*WHAT THE EXERCISE ASKS*:
Copy each line of the records that contains the word "updated".

*TASK DATA*:
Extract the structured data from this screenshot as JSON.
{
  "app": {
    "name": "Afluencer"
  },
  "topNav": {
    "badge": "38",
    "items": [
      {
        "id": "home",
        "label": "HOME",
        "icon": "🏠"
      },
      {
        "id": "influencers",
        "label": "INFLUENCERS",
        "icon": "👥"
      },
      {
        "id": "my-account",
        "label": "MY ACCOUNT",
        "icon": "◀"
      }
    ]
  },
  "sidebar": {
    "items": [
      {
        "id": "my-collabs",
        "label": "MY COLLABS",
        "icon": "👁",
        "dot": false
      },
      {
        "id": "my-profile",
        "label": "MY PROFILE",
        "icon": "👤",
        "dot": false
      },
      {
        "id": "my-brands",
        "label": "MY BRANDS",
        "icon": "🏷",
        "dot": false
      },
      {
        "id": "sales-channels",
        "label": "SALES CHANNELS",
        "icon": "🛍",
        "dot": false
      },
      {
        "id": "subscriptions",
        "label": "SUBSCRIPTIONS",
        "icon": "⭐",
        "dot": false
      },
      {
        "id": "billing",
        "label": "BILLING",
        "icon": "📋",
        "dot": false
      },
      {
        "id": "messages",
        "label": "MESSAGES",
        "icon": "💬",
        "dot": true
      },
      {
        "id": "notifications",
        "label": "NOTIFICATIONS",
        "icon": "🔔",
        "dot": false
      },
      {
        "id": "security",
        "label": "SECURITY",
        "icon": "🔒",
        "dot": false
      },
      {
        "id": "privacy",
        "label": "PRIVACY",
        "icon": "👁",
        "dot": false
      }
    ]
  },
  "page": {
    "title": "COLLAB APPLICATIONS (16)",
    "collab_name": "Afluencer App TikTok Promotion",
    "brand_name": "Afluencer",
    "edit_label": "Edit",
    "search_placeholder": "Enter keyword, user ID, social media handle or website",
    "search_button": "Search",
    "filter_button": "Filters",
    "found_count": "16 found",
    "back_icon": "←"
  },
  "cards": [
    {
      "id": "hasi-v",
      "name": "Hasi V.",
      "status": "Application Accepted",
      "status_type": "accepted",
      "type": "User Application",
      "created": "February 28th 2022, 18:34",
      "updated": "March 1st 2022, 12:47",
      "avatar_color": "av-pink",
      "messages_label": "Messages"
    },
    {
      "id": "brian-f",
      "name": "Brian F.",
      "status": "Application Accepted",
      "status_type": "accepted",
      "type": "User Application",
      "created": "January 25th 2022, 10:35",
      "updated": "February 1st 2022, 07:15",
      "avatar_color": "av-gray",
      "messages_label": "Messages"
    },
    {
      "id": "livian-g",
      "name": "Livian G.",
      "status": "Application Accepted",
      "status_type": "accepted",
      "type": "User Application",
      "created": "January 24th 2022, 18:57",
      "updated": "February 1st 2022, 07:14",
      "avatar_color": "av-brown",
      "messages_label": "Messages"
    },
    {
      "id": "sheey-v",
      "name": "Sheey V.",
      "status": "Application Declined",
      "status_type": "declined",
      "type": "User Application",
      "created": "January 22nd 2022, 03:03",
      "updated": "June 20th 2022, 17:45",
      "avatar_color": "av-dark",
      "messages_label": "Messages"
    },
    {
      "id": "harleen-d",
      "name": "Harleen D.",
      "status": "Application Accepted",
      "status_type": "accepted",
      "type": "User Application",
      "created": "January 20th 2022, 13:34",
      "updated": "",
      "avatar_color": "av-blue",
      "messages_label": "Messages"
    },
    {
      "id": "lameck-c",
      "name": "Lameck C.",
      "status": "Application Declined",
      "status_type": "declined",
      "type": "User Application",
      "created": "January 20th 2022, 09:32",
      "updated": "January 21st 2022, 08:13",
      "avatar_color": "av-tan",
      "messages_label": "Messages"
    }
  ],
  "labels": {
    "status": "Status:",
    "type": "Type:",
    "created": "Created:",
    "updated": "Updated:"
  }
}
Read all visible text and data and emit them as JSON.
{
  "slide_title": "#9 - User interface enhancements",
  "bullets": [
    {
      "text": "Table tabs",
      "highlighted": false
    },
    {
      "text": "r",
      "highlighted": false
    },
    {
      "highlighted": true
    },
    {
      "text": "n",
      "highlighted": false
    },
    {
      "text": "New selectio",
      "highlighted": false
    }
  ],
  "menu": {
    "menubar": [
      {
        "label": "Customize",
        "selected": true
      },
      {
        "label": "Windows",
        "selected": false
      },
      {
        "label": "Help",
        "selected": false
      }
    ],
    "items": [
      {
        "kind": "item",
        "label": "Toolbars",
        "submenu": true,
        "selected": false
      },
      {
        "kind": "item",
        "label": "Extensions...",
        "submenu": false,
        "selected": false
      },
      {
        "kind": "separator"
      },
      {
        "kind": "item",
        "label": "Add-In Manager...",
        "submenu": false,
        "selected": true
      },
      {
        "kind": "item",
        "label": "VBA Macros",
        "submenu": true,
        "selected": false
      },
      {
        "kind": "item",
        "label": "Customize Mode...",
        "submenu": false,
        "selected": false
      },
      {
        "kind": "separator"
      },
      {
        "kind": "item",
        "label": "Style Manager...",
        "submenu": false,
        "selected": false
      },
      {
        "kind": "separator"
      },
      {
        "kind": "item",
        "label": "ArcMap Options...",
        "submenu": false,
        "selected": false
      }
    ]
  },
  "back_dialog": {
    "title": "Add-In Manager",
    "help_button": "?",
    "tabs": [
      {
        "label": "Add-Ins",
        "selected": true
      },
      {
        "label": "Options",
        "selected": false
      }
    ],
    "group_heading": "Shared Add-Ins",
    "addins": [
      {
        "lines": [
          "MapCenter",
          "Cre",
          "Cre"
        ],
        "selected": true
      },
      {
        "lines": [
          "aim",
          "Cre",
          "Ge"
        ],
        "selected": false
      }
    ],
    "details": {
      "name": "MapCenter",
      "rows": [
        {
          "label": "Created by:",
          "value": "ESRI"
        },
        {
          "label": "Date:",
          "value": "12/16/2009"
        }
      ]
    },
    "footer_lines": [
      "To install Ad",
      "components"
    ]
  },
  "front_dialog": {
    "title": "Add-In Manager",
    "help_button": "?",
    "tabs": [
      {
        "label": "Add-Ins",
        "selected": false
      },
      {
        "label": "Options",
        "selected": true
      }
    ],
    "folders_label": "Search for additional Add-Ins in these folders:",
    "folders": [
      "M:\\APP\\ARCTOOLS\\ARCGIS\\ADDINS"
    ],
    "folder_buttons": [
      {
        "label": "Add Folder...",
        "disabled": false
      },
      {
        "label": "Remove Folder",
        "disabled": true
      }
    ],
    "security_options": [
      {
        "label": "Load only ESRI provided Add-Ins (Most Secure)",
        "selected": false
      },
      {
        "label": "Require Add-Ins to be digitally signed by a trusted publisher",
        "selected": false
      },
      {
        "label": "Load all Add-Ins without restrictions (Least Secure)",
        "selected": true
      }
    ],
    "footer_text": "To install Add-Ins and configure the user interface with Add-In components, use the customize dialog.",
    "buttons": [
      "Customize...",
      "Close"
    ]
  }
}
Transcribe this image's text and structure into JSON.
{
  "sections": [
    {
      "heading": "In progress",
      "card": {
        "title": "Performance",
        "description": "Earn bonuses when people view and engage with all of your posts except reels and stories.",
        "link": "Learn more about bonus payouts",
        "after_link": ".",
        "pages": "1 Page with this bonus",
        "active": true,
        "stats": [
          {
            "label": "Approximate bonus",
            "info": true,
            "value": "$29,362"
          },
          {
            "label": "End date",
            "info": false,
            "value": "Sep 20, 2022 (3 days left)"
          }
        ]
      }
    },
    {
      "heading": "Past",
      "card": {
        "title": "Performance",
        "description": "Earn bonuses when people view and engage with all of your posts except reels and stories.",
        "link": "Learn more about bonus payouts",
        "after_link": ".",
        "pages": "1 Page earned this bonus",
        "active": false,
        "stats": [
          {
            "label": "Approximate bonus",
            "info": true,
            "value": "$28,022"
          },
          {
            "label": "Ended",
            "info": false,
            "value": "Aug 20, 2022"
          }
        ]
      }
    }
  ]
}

*ANSWER TO THE EXERCISE*:
      "updated": "March 1st 2022, 12:47",
      "updated": "February 1st 2022, 07:15",
      "updated": "February 1st 2022, 07:14",
      "updated": "June 20th 2022, 17:45",
      "updated": "",
      "updated": "January 21st 2022, 08:13",
    "updated": "Updated:"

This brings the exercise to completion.